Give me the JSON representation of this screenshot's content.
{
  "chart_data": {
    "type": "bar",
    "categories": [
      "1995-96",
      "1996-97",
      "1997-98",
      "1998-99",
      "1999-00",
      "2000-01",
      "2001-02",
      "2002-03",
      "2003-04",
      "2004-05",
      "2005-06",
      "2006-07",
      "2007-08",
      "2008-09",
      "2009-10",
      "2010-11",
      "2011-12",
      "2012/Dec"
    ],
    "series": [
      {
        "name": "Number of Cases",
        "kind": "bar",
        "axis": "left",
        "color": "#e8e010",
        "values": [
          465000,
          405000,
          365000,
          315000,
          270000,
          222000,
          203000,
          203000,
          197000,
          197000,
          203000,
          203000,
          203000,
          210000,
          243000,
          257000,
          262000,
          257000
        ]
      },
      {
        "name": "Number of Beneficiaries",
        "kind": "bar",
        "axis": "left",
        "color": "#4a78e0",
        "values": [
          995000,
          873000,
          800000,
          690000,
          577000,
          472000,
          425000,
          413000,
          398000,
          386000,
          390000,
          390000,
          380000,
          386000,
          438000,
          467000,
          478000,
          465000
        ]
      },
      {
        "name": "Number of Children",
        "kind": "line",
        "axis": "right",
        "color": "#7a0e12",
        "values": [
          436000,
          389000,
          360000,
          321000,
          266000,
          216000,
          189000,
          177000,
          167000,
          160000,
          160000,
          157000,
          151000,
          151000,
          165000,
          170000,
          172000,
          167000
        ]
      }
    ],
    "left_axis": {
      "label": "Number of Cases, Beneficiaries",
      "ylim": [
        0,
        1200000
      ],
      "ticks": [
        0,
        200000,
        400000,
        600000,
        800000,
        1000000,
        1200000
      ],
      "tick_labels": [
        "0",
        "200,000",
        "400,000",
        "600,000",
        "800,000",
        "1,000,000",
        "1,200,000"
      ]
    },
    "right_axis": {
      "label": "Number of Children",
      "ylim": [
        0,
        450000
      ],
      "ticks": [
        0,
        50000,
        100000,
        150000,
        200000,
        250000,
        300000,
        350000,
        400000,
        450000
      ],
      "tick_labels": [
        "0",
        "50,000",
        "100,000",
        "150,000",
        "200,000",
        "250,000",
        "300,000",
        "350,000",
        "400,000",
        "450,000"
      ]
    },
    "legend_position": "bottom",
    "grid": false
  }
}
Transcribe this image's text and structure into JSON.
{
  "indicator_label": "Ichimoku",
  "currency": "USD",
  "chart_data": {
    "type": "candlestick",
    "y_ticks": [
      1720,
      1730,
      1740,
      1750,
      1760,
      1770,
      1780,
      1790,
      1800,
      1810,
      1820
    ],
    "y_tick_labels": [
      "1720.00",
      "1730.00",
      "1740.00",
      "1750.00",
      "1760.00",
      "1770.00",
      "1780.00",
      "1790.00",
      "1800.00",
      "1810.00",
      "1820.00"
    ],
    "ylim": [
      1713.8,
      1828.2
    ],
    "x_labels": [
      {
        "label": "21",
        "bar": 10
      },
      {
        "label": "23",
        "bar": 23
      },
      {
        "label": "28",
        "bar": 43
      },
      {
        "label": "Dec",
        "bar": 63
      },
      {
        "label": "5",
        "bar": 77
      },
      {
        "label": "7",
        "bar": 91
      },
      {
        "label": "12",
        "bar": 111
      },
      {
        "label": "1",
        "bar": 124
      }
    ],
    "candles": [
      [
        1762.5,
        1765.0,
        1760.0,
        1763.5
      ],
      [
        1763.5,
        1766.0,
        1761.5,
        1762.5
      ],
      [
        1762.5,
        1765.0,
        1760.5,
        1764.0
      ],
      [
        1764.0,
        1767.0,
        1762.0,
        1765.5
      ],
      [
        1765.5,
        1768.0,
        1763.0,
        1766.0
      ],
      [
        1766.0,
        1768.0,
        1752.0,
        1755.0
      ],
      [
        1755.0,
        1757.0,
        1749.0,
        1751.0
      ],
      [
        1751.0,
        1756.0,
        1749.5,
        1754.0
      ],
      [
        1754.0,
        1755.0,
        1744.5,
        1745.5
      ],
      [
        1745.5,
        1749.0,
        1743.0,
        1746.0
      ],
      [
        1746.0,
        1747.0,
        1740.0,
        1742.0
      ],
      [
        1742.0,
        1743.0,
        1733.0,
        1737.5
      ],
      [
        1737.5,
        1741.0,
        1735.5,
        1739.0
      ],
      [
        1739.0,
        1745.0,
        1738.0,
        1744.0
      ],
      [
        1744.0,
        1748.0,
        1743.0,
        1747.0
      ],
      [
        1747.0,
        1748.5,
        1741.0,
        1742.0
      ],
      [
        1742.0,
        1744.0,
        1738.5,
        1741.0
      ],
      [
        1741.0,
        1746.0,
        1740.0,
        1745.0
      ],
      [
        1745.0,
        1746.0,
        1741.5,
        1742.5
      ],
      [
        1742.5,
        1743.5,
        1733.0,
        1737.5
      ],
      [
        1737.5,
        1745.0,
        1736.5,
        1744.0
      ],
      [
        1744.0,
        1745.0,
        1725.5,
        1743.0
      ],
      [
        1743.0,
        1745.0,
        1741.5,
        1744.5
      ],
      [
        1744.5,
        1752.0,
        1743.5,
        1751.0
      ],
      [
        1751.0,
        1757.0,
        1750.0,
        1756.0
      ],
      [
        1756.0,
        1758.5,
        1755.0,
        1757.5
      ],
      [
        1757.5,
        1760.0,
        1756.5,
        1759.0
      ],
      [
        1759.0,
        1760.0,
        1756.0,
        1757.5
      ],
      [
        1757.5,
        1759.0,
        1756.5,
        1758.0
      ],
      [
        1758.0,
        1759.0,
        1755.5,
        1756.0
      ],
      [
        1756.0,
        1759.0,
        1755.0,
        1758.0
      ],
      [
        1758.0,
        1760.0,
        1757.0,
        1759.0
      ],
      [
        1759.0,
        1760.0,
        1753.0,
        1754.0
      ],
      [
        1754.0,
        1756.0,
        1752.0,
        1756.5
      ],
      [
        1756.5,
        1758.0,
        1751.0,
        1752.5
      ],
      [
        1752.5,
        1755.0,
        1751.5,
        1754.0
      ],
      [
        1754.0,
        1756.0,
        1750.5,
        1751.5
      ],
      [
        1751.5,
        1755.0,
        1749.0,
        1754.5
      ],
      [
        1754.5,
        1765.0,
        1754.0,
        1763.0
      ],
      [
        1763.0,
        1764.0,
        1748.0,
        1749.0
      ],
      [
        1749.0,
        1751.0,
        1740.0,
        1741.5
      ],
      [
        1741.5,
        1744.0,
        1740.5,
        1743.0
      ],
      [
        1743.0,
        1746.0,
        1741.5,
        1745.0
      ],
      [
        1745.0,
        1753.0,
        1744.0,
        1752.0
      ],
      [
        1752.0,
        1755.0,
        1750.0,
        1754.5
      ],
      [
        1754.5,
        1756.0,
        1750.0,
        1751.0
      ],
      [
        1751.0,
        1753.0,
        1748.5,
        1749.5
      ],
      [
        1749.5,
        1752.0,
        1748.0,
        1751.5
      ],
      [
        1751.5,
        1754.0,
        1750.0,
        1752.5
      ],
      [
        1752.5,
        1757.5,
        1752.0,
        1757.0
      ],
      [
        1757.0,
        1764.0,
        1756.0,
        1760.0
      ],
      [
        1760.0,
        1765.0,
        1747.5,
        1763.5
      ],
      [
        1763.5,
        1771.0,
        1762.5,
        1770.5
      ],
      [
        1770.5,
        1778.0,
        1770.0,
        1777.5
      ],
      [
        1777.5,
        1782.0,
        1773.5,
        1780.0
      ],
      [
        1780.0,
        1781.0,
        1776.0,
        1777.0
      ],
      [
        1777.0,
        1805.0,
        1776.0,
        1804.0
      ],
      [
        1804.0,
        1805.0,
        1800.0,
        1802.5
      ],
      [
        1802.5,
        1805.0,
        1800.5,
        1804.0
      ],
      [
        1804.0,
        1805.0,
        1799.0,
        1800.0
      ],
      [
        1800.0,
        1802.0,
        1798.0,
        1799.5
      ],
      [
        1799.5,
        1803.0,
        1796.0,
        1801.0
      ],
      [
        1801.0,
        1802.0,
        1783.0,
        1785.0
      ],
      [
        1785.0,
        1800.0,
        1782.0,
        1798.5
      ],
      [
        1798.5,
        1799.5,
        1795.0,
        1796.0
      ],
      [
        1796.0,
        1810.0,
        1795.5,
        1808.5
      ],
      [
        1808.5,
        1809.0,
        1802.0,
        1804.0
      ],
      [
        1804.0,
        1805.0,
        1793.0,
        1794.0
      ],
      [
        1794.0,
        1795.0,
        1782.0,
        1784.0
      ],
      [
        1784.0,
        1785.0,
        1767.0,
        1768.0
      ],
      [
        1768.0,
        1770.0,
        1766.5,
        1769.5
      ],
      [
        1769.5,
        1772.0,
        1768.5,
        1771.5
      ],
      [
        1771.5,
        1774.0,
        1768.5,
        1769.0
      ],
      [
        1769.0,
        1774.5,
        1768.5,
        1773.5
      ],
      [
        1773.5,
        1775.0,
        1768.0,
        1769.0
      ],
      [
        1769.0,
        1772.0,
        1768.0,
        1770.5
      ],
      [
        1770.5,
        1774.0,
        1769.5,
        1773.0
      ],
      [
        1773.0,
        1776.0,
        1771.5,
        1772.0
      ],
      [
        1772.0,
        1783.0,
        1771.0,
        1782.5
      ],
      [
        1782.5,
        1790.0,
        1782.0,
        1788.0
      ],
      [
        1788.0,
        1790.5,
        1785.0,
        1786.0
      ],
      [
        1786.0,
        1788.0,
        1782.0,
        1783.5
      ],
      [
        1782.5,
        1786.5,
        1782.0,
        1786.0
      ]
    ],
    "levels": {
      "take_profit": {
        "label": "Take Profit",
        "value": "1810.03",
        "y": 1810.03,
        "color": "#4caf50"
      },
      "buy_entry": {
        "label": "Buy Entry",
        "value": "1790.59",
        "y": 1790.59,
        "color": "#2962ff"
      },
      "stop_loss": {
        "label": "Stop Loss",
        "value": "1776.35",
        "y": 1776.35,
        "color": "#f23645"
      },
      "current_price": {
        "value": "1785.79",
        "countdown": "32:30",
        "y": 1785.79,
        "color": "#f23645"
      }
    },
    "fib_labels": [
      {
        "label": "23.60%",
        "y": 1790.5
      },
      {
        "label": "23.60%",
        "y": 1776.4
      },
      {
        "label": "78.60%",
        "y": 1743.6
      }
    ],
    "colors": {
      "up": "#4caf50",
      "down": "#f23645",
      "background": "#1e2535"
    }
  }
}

# # #

* [Requirement]: Where a line holds the string "JSON", copy that line.

* [Task result]:
Give me the JSON representation of this screenshot's content.
Transcribe this image's text and structure into JSON.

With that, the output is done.